TASK BRIEF:
Carry on the abstract about plasma cytokine levels after allogeneic hematopoietic transplantation, starting right after its last sentence.

TEXT FOR ANALYSIS:
Abstract
Background:
Plasmatic Levels of TIM-3 and ST-2 at the time of onset of acute GVHD predict prognosis after allogeneic transplantation. Based on previous data (Exp Hem 2015, 43:430), we hypothesized that may be possible to identify earlier, at the time of engraftment, patients having distinctive degrees of alloreactivity and prognosis.
Methods:
In a prospective study, we determined, the prognostic value of 5 plasma cytokines (IL-2-rec, TIM-3, ST2, IFN-gamma, IL-6) assayed in plasma at day+18/+19 after allogeneic hematopoietic transplantation. Eighty-five patients were studied, mean age was 45 years (18-67), 63 patients were affected by myeloid malignancies, 22 by lymphoma or myeloma, donor type for allogeneic hematopoietic transplantation was in 38% an HLA-identical sibling and in 62% an alternative donor (MUD or HAPLO). ST2 and TIM-3 were assayed by R-D ELISA kits, IFN-gamma high sensitivity, IL-6 and IL-2R were assayed by Diaclone ELISA kits. Data were analyzed by R statistical software.

DATA TO EXAMINE:
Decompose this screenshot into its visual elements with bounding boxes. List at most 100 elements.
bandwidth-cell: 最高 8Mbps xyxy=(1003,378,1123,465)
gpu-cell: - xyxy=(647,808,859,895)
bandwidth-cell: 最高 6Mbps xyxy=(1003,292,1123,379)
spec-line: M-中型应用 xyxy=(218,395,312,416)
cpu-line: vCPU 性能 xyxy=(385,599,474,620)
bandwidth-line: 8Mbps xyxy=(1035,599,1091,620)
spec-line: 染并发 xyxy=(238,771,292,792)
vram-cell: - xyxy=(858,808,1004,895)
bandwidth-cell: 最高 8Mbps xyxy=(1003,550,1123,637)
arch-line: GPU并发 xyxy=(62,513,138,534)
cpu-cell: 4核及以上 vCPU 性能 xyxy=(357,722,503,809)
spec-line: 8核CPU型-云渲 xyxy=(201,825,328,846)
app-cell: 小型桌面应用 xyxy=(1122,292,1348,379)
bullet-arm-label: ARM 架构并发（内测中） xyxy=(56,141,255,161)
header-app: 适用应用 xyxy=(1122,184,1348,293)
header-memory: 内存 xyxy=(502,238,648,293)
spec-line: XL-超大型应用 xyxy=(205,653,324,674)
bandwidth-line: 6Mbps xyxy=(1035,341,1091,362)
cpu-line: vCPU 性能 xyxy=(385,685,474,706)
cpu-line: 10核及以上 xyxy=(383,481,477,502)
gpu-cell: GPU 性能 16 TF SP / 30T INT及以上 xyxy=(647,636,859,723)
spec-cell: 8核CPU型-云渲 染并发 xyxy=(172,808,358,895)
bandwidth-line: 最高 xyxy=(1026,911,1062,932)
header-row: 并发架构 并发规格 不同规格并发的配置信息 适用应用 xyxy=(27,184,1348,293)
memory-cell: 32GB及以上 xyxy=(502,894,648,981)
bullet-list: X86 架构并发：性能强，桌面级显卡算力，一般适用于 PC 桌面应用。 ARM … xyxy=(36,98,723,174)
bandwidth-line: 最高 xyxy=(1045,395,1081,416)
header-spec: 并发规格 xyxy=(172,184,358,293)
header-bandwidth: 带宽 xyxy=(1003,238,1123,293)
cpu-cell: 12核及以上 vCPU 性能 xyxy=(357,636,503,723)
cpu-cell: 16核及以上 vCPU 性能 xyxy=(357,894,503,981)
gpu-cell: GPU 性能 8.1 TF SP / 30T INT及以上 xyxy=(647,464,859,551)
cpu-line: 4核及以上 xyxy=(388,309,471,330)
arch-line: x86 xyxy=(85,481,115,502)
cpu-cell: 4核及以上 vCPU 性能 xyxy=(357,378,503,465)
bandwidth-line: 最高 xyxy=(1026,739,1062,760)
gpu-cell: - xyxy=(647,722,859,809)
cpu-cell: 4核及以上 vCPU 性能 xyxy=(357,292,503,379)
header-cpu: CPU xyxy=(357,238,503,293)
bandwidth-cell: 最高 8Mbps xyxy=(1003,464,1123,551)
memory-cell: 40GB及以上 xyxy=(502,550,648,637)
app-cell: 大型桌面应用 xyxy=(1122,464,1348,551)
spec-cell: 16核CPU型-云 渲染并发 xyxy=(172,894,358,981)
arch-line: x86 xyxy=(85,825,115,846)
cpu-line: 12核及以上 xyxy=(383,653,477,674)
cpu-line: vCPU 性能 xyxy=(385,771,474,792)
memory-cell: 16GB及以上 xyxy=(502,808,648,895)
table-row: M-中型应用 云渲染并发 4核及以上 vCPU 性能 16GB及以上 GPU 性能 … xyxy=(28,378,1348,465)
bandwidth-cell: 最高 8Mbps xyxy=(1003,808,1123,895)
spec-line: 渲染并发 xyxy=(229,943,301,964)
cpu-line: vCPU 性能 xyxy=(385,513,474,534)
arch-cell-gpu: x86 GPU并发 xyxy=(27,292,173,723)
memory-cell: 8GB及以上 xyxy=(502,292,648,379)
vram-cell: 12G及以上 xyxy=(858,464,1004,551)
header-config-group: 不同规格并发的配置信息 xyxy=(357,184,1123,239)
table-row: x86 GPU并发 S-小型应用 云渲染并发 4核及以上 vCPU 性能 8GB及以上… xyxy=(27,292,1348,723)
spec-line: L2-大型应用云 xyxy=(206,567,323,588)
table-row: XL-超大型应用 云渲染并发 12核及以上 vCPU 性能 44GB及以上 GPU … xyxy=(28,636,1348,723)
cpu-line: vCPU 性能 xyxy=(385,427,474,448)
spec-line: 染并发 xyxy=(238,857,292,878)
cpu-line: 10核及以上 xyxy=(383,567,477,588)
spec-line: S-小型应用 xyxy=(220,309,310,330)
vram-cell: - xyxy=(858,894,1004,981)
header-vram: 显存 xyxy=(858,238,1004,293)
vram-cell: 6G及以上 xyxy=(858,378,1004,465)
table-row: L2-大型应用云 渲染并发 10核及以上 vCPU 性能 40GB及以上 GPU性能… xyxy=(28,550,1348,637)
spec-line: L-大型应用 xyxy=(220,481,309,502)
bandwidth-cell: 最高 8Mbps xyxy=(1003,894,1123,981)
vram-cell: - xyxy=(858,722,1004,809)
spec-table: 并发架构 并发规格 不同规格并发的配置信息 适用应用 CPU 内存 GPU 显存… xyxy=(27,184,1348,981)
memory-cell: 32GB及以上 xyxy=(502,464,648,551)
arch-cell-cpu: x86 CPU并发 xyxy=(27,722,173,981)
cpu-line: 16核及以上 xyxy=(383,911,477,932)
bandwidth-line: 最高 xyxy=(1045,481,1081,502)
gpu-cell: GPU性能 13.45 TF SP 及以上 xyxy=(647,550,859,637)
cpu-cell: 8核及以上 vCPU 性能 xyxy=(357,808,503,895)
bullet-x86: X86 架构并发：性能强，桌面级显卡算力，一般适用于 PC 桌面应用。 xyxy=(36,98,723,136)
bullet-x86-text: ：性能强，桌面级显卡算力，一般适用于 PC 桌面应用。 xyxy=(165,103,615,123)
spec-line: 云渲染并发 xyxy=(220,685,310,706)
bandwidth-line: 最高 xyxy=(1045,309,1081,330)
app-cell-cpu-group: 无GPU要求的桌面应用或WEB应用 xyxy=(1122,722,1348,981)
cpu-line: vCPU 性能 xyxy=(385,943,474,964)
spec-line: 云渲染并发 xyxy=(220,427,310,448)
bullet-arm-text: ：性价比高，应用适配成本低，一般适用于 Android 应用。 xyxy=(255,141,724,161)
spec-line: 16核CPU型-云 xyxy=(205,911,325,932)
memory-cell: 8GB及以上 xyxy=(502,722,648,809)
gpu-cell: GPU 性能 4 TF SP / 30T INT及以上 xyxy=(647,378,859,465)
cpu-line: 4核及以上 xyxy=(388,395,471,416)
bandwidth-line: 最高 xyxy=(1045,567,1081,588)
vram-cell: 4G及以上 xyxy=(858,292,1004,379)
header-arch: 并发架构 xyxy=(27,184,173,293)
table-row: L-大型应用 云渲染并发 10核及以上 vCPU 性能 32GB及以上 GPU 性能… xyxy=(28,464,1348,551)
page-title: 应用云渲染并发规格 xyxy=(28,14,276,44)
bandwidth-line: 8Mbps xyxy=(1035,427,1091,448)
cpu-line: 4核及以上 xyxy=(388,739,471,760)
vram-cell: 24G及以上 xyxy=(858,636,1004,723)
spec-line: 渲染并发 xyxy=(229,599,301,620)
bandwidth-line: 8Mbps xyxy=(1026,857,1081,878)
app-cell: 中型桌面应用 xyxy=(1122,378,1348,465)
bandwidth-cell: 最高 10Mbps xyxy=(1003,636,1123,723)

EXPECTED ANSWER:
Results:
In univariate analysis, negative factors important for Overall Survival (OS) were an alternative donor, advanced stage of disease, high level of Interleukin-2 receptor and high level of TIM-3 in plasma. In patients having a level of IL2-rec lower than median value (7600 pg/ml), OS at 2 y was 72% versus 18% in the group having IL-2-rec over the median (log-rank: p=0.0001). In the same way grouping patients according to TIM-3 (below or over the 25th percentile or 950 pg/ml), two groups having different OS could be identified. The first group, had a 2y OS of 90% while OS was 30% in patients having TIM-3 over the 25th percentile (p=0.0004). When IL-2-rec, TIM-3, Stage of disease and Donor type were entered a Cox proportional hazard multivariable analysis, risk factors retained as independently important for OS were: TIM-3 over 25th percentile (HR: 8.735 CI:1.870-40.802) and IL-2-rec over the median (HR: 3.477, CI: 1.366-8.848). In a ROC assay, a threshold level of IL-2-rec in plasma at day +18 of 8200 pg/ml had, a sensitivity of 0.76 and a specificity of 0.66 in predicting the risk of death attributed to TRM, (AUC 0.744 95% CI 0.61 - 0.879). Combining TIM-3 and IL-2-rec, different groups of patients were identified. Group A represented 28% of patients, they had an OS of 90% and a TRM of 0%, Group B represented 33% of patients they had an OS of 60% and a TRM of 20% and Group C represented 38% of all patients, they had an OS of 20% and a TRM of 50% (Gray test for differences in TRM, p=0.003, Log-rank test for difference in OS, p=0.0001).
Conclusion:
By the assay of IL-2-rec and TIM-3 in plasma at day +18 after allogeneic transplantation, it is possible to early identify patients having a high risk of TRM and to implement in these patients actions aimed to modulate alloreactivity.
No relevant conflicts of interest to declare.
Author notes
Asterisk with author names denotes non-ASH members.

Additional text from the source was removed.